_TASK STATEMENT:_
Copy each line below that includes "بباقيها".

+ + + + +

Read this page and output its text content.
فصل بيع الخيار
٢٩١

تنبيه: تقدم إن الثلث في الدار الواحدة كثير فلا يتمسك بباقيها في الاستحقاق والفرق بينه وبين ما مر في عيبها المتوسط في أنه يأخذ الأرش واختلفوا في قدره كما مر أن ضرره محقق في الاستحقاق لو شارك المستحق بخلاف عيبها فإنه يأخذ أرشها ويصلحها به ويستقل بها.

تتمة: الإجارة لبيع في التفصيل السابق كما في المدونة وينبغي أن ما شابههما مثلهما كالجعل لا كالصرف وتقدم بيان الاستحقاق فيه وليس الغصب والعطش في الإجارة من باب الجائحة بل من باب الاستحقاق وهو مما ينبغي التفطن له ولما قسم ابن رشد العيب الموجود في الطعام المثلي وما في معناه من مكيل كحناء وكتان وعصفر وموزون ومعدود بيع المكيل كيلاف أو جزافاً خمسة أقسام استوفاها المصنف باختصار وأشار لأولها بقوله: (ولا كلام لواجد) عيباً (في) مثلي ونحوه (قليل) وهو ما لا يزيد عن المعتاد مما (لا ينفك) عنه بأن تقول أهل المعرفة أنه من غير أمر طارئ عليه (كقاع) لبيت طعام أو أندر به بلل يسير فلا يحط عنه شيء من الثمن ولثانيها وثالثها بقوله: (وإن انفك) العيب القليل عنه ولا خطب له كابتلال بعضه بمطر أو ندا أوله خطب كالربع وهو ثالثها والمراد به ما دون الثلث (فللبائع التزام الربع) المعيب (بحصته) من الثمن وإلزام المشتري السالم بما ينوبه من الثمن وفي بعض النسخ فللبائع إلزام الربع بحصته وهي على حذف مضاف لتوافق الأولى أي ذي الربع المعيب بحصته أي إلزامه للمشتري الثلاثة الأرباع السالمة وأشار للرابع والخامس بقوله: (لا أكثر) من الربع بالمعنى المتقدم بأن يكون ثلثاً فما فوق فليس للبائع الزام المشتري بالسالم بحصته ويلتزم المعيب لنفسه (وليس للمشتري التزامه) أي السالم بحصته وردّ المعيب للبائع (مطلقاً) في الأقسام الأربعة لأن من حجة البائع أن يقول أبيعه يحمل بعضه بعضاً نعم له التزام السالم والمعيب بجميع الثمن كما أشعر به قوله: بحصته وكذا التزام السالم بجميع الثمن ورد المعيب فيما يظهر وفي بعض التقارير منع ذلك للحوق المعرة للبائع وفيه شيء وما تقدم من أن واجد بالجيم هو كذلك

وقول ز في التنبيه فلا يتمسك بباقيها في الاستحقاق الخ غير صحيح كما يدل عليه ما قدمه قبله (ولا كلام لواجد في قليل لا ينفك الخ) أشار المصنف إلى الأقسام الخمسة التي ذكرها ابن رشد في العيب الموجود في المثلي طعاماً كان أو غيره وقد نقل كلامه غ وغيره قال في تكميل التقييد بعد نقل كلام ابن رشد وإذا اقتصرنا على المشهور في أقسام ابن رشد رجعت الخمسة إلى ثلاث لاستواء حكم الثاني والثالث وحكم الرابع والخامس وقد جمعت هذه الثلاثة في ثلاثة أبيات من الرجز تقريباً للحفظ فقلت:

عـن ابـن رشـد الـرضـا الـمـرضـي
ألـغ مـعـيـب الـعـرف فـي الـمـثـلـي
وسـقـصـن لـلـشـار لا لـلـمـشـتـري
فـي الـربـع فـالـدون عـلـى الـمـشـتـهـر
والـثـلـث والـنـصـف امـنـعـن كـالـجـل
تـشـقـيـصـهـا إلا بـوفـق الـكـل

+ + + + +

_PROBLEM SOLUTION:_
تنبيه: تقدم إن الثلث في الدار الواحدة كثير فلا يتمسك بباقيها في الاستحقاق والفرق بينه وبين ما مر في عيبها المتوسط في أنه يأخذ الأرش واختلفوا في قدره كما مر أن ضرره محقق في الاستحقاق لو شارك المستحق بخلاف عيبها فإنه يأخذ أرشها ويصلحها به ويستقل بها.
وقول ز في التنبيه فلا يتمسك بباقيها في الاستحقاق الخ غير صحيح كما يدل عليه ما قدمه قبله (ولا كلام لواجد في قليل لا ينفك الخ) أشار المصنف إلى الأقسام الخمسة التي ذكرها ابن رشد في العيب الموجود في المثلي طعاماً كان أو غيره وقد نقل كلامه غ وغيره قال في تكميل التقييد بعد نقل كلام ابن رشد وإذا اقتصرنا على المشهور في أقسام ابن رشد رجعت الخمسة إلى ثلاث لاستواء حكم الثاني والثالث وحكم الرابع والخامس وقد جمعت هذه الثلاثة في ثلاثة أبيات من الرجز تقريباً للحفظ فقلت:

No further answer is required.